**WHAT THE EXERCISE ASKS:** Quote the data below in full, minus the images.

**DATASET CONTENT:**
• • • • •
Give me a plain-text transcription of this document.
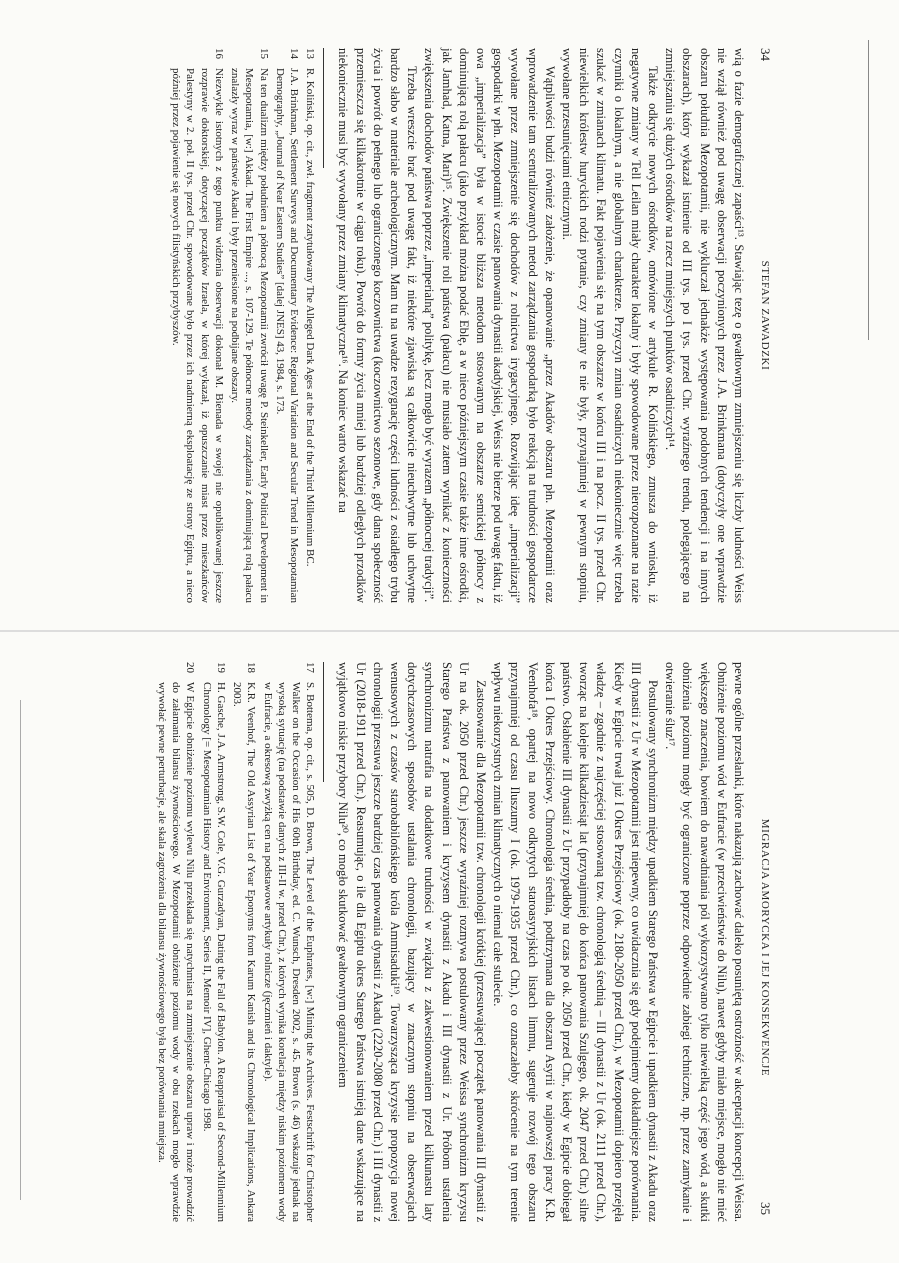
34
STEFAN ZAWADZKI

wią o fazie demograficznej zapaści¹³. Stawiając tezę o gwałtownym zmniejszeniu się liczby ludności Weiss nie wziął również pod uwagę obserwacji poczynionych przez J.A. Brinkmana (dotyczyły one wprawdzie obszaru południa Mezopotamii, nie wykluczał jednakże występowania podobnych tendencji i na innych obszarach), który wykazał istnienie od III tys. po I tys. przed Chr. wyraźnego trendu, polegającego na zmniejszaniu się dużych ośrodków na rzecz mniejszych punktów osadniczych¹⁴.

Także odkrycie nowych ośrodków, omówione w artykule R. Kolińskiego, zmusza do wniosku, iż negatywne zmiany w Tell Leilan miały charakter lokalny i były spowodowane przez nierozpoznane na razie czynniki o lokalnym, a nie globalnym charakterze. Przyczyn zmian osadniczych niekoniecznie więc trzeba szukać w zmianach klimatu. Fakt pojawienia się na tym obszarze w końcu III i na pocz. II tys. przed Chr. niewielkich królestw huryckich rodzi pytanie, czy zmiany te nie były, przynajmniej w pewnym stopniu, wywołane przesunięciami etnicznymi.

Wątpliwości budzi również założenie, że opanowanie „przez Akadów obszaru płn. Mezopotamii oraz wprowadzenie tam scentralizowanych metod zarządzania gospodarką było reakcją na trudności gospodarcze wywołane przez zmniejszenie się dochodów z rolnictwa irygacyjnego. Rozwijając ideę „imperializacji” gospodarki w płn. Mezopotamii w czasie panowania dynastii akadyjskiej, Weiss nie bierze pod uwagę faktu, iż owa „imperializacja” była w istocie bliższa metodom stosowanym na obszarze semickiej północy z dominującą rolą pałacu (jako przykład można podać Eblę, a w nieco późniejszym czasie także inne ośrodki, jak Jamhad, Katna, Mari)¹⁵. Zwiększenie roli państwa (pałacu) nie musiało zatem wynikać z konieczności zwiększenia dochodów państwa poprzez „imperialną” politykę, lecz mogło być wyrazem „północnej tradycji”.

Trzeba wreszcie brać pod uwagę fakt, iż niektóre zjawiska są całkowicie nieuchwytne lub uchwytne bardzo słabo w materiale archeologicznym. Mam tu na uwadze rezygnację części ludności z osiadłego trybu życia i powrót do pełnego lub ograniczonego koczownictwa (koczownictwo sezonowe, gdy dana społeczność przemieszcza się kilkakrotnie w ciągu roku). Powrót do formy życia mniej lub bardziej odległych przodków niekoniecznie musi być wywołany przez zmiany klimatyczne¹⁶. Na koniec warto wskazać na

13R. Koliński, op. cit., zwł. fragment zatytułowany The Alleged Dark Ages at the End of the Third Millennium BC.
14J.A. Brinkman, Settlement Surveys and Documentary Evidence: Regional Variation and Secular Trend in Mesopotamian Demography, „Journal of Near Eastern Studies” [dalej JNES] 43, 1984, s. 173.
15Na ten dualizm między południem a północą Mezopotamii zwrócił uwagę P. Steinkeller, Early Political Development in Mesopotamia, [w:] Akkad. The First Empire ..., s. 107-129. Te północne metody zarządzania z dominującą rolą pałacu znalazły wyraz w państwie Akadu i były przeniesione na podbijane obszary.
16Niezwykle istotnych z tego punktu widzenia obserwacji dokonał M. Bienada w swojej nie opublikowanej jeszcze rozprawie doktorskiej, dotyczącej początków Izraela, w której wykazał, iż opuszczanie miast przez mieszkańców Palestyny w 2. poł. II tys. przed Chr. spowodowane było przez ich nadmierną eksploatację ze strony Egiptu, a nieco później przez pojawienie się nowych filistyńskich przybyszów.
MIGRACJA AMORYCKA I JEJ KONSEKWENCJE
35

pewne ogólne przesłanki, które nakazują zachować daleko posuniętą ostrożność w akceptacji koncepcji Weissa. Obniżenie poziomu wód w Eufracie (w przeciwieństwie do Nilu), nawet gdyby miało miejsce, mogło nie mieć większego znaczenia, bowiem do nawadniania pól wykorzystywano tylko niewielką część jego wód, a skutki obniżenia poziomu mogły być ograniczone poprzez odpowiednie zabiegi techniczne, np. przez zamykanie i otwieranie śluz¹⁷.

Postulowany synchronizm między upadkiem Starego Państwa w Egipcie i upadkiem dynastii z Akadu oraz III dynastii z Ur w Mezopotamii jest niepewny, co uwidacznia się gdy podejmiemy dokładniejsze porównania. Kiedy w Egipcie trwał już I Okres Przejściowy (ok. 2180-2050 przed Chr.), w Mezopotamii dopiero przejęła władzę – zgodnie z najczęściej stosowaną tzw. chronologią średnią – III dynastii z Ur (ok. 2111 przed Chr.), tworząc na kolejne kilkadziesiąt lat (przynajmniej do końca panowania Szulgego, ok. 2047 przed Chr.) silne państwo. Osłabienie III dynastii z Ur przypadłoby na czas po ok. 2050 przed Chr., kiedy w Egipcie dobiegał końca I Okres Przejściowy. Chronologia średnia, podtrzymana dla obszaru Asyrii w najnowszej pracy K.R. Veenhofa¹⁸, opartej na nowo odkrytych staroasyryjskich listach limmu, sugeruje rozwój tego obszaru przynajmniej od czasu Iluszumy I (ok. 1979-1935 przed Chr.), co oznaczałoby skrócenie na tym terenie wpływu niekorzystnych zmian klimatycznych o niemal całe stulecie.

Zastosowanie dla Mezopotamii tzw. chronologii krótkiej (przesuwającej początek panowania III dynastii z Ur na ok. 2050 przed Chr.) jeszcze wyraźniej rozmywa postulowany przez Weissa synchronizm kryzysu Starego Państwa z panowaniem i kryzysem dynastii z Akadu i III dynastii z Ur. Próbom ustalenia synchronizmu natrafia na dodatkowe trudności w związku z zakwestionowaniem przed kilkunastu laty dotychczasowych sposobów ustalania chronologii, bazujący w znacznym stopniu na obserwacjach wenusowych z czasów starobabilońskiego króla Ammisaduki¹⁹. Towarzysząca kryzysie propozycja nowej chronologii przesuwa jeszcze bardziej czas panowania dynastii z Akadu (2220-2080 przed Chr.) i III dynastii z Ur (2018-1911 przed Chr.). Reasumując, o ile dla Egiptu okres Starego Państwa istnieją dane wskazujące na wyjątkowo niskie przybory Nilu²⁰, co mogło skutkować gwałtownym ograniczeniem

17S. Bottema, op. cit., s. 505, D. Brown, The Level of the Euphrates, [w:] Mining the Archives. Festschrift for Christopher Walker on the Occasion of His 60th Birthday, ed. C. Wunsch, Dresden 2002, s. 45. Brown (s. 46) wskazuje jednak na wysoką sytuację (na podstawie danych z III-II w. przed Chr.), z których wynika korelacja między niskim poziomem wody w Eufracie, a okresową zwyżką cen na podstawowe artykuły rolnicze (jęczmień i daktyle).
18K.R. Veenhof, The Old Assyrian List of Year Eponyms from Karum Kanish and its Chronological Implications, Ankara 2003.
19H. Gasche, J.A. Armstrong, S.W. Cole, V.G. Gurzadyan, Dating the Fall of Babylon. A Reappraisal of Second-Millennium Chronology [= Mesopotamian History and Environment, Series II, Memoir IV], Ghent-Chicago 1998.
20W Egipcie obniżenie poziomu wylewu Nilu przekłada się natychmiast na zmniejszenie obszaru upraw i może prowadzić do załamania bilansu żywnościowego. W Mezopotamii obniżenie poziomu wody w obu rzekach mogło wprawdzie wywołać pewne perturbacje, ale skala zagrożenia dla bilansu żywnościowego była bez porównania mniejsza.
• • • • •
**RESULT OF THE EXERCISE:**
Give me a plain-text transcription of this document.
34
STEFAN ZAWADZKI

wią o fazie demograficznej zapaści¹³. Stawiając tezę o gwałtownym zmniejszeniu się liczby ludności Weiss nie wziął również pod uwagę obserwacji poczynionych przez J.A. Brinkmana (dotyczyły one wprawdzie obszaru południa Mezopotamii, nie wykluczał jednakże występowania podobnych tendencji i na innych obszarach), który wykazał istnienie od III tys. po I tys. przed Chr. wyraźnego trendu, polegającego na zmniejszaniu się dużych ośrodków na rzecz mniejszych punktów osadniczych¹⁴.

Także odkrycie nowych ośrodków, omówione w artykule R. Kolińskiego, zmusza do wniosku, iż negatywne zmiany w Tell Leilan miały charakter lokalny i były spowodowane przez nierozpoznane na razie czynniki o lokalnym, a nie globalnym charakterze. Przyczyn zmian osadniczych niekoniecznie więc trzeba szukać w zmianach klimatu. Fakt pojawienia się na tym obszarze w końcu III i na pocz. II tys. przed Chr. niewielkich królestw huryckich rodzi pytanie, czy zmiany te nie były, przynajmniej w pewnym stopniu, wywołane przesunięciami etnicznymi.

Wątpliwości budzi również założenie, że opanowanie „przez Akadów obszaru płn. Mezopotamii oraz wprowadzenie tam scentralizowanych metod zarządzania gospodarką było reakcją na trudności gospodarcze wywołane przez zmniejszenie się dochodów z rolnictwa irygacyjnego. Rozwijając ideę „imperializacji” gospodarki w płn. Mezopotamii w czasie panowania dynastii akadyjskiej, Weiss nie bierze pod uwagę faktu, iż owa „imperializacja” była w istocie bliższa metodom stosowanym na obszarze semickiej północy z dominującą rolą pałacu (jako przykład można podać Eblę, a w nieco późniejszym czasie także inne ośrodki, jak Jamhad, Katna, Mari)¹⁵. Zwiększenie roli państwa (pałacu) nie musiało zatem wynikać z konieczności zwiększenia dochodów państwa poprzez „imperialną” politykę, lecz mogło być wyrazem „północnej tradycji”.

Trzeba wreszcie brać pod uwagę fakt, iż niektóre zjawiska są całkowicie nieuchwytne lub uchwytne bardzo słabo w materiale archeologicznym. Mam tu na uwadze rezygnację części ludności z osiadłego trybu życia i powrót do pełnego lub ograniczonego koczownictwa (koczownictwo sezonowe, gdy dana społeczność przemieszcza się kilkakrotnie w ciągu roku). Powrót do formy życia mniej lub bardziej odległych przodków niekoniecznie musi być wywołany przez zmiany klimatyczne¹⁶. Na koniec warto wskazać na

13R. Koliński, op. cit., zwł. fragment zatytułowany The Alleged Dark Ages at the End of the Third Millennium BC.
14J.A. Brinkman, Settlement Surveys and Documentary Evidence: Regional Variation and Secular Trend in Mesopotamian Demography, „Journal of Near Eastern Studies” [dalej JNES] 43, 1984, s. 173.
15Na ten dualizm między południem a północą Mezopotamii zwrócił uwagę P. Steinkeller, Early Political Development in Mesopotamia, [w:] Akkad. The First Empire ..., s. 107-129. Te północne metody zarządzania z dominującą rolą pałacu znalazły wyraz w państwie Akadu i były przeniesione na podbijane obszary.
16Niezwykle istotnych z tego punktu widzenia obserwacji dokonał M. Bienada w swojej nie opublikowanej jeszcze rozprawie doktorskiej, dotyczącej początków Izraela, w której wykazał, iż opuszczanie miast przez mieszkańców Palestyny w 2. poł. II tys. przed Chr. spowodowane było przez ich nadmierną eksploatację ze strony Egiptu, a nieco później przez pojawienie się nowych filistyńskich przybyszów.
MIGRACJA AMORYCKA I JEJ KONSEKWENCJE
35

pewne ogólne przesłanki, które nakazują zachować daleko posuniętą ostrożność w akceptacji koncepcji Weissa. Obniżenie poziomu wód w Eufracie (w przeciwieństwie do Nilu), nawet gdyby miało miejsce, mogło nie mieć większego znaczenia, bowiem do nawadniania pól wykorzystywano tylko niewielką część jego wód, a skutki obniżenia poziomu mogły być ograniczone poprzez odpowiednie zabiegi techniczne, np. przez zamykanie i otwieranie śluz¹⁷.

Postulowany synchronizm między upadkiem Starego Państwa w Egipcie i upadkiem dynastii z Akadu oraz III dynastii z Ur w Mezopotamii jest niepewny, co uwidacznia się gdy podejmiemy dokładniejsze porównania. Kiedy w Egipcie trwał już I Okres Przejściowy (ok. 2180-2050 przed Chr.), w Mezopotamii dopiero przejęła władzę – zgodnie z najczęściej stosowaną tzw. chronologią średnią – III dynastii z Ur (ok. 2111 przed Chr.), tworząc na kolejne kilkadziesiąt lat (przynajmniej do końca panowania Szulgego, ok. 2047 przed Chr.) silne państwo. Osłabienie III dynastii z Ur przypadłoby na czas po ok. 2050 przed Chr., kiedy w Egipcie dobiegał końca I Okres Przejściowy. Chronologia średnia, podtrzymana dla obszaru Asyrii w najnowszej pracy K.R. Veenhofa¹⁸, opartej na nowo odkrytych staroasyryjskich listach limmu, sugeruje rozwój tego obszaru przynajmniej od czasu Iluszumy I (ok. 1979-1935 przed Chr.), co oznaczałoby skrócenie na tym terenie wpływu niekorzystnych zmian klimatycznych o niemal całe stulecie.

Zastosowanie dla Mezopotamii tzw. chronologii krótkiej (przesuwającej początek panowania III dynastii z Ur na ok. 2050 przed Chr.) jeszcze wyraźniej rozmywa postulowany przez Weissa synchronizm kryzysu Starego Państwa z panowaniem i kryzysem dynastii z Akadu i III dynastii z Ur. Próbom ustalenia synchronizmu natrafia na dodatkowe trudności w związku z zakwestionowaniem przed kilkunastu laty dotychczasowych sposobów ustalania chronologii, bazujący w znacznym stopniu na obserwacjach wenusowych z czasów starobabilońskiego króla Ammisaduki¹⁹. Towarzysząca kryzysie propozycja nowej chronologii przesuwa jeszcze bardziej czas panowania dynastii z Akadu (2220-2080 przed Chr.) i III dynastii z Ur (2018-1911 przed Chr.). Reasumując, o ile dla Egiptu okres Starego Państwa istnieją dane wskazujące na wyjątkowo niskie przybory Nilu²⁰, co mogło skutkować gwałtownym ograniczeniem

17S. Bottema, op. cit., s. 505, D. Brown, The Level of the Euphrates, [w:] Mining the Archives. Festschrift for Christopher Walker on the Occasion of His 60th Birthday, ed. C. Wunsch, Dresden 2002, s. 45. Brown (s. 46) wskazuje jednak na wysoką sytuację (na podstawie danych z III-II w. przed Chr.), z których wynika korelacja między niskim poziomem wody w Eufracie, a okresową zwyżką cen na podstawowe artykuły rolnicze (jęczmień i daktyle).
18K.R. Veenhof, The Old Assyrian List of Year Eponyms from Karum Kanish and its Chronological Implications, Ankara 2003.
19H. Gasche, J.A. Armstrong, S.W. Cole, V.G. Gurzadyan, Dating the Fall of Babylon. A Reappraisal of Second-Millennium Chronology [= Mesopotamian History and Environment, Series II, Memoir IV], Ghent-Chicago 1998.
20W Egipcie obniżenie poziomu wylewu Nilu przekłada się natychmiast na zmniejszenie obszaru upraw i może prowadzić do załamania bilansu żywnościowego. W Mezopotamii obniżenie poziomu wody w obu rzekach mogło wprawdzie wywołać pewne perturbacje, ale skala zagrożenia dla bilansu żywnościowego była bez porównania mniejsza.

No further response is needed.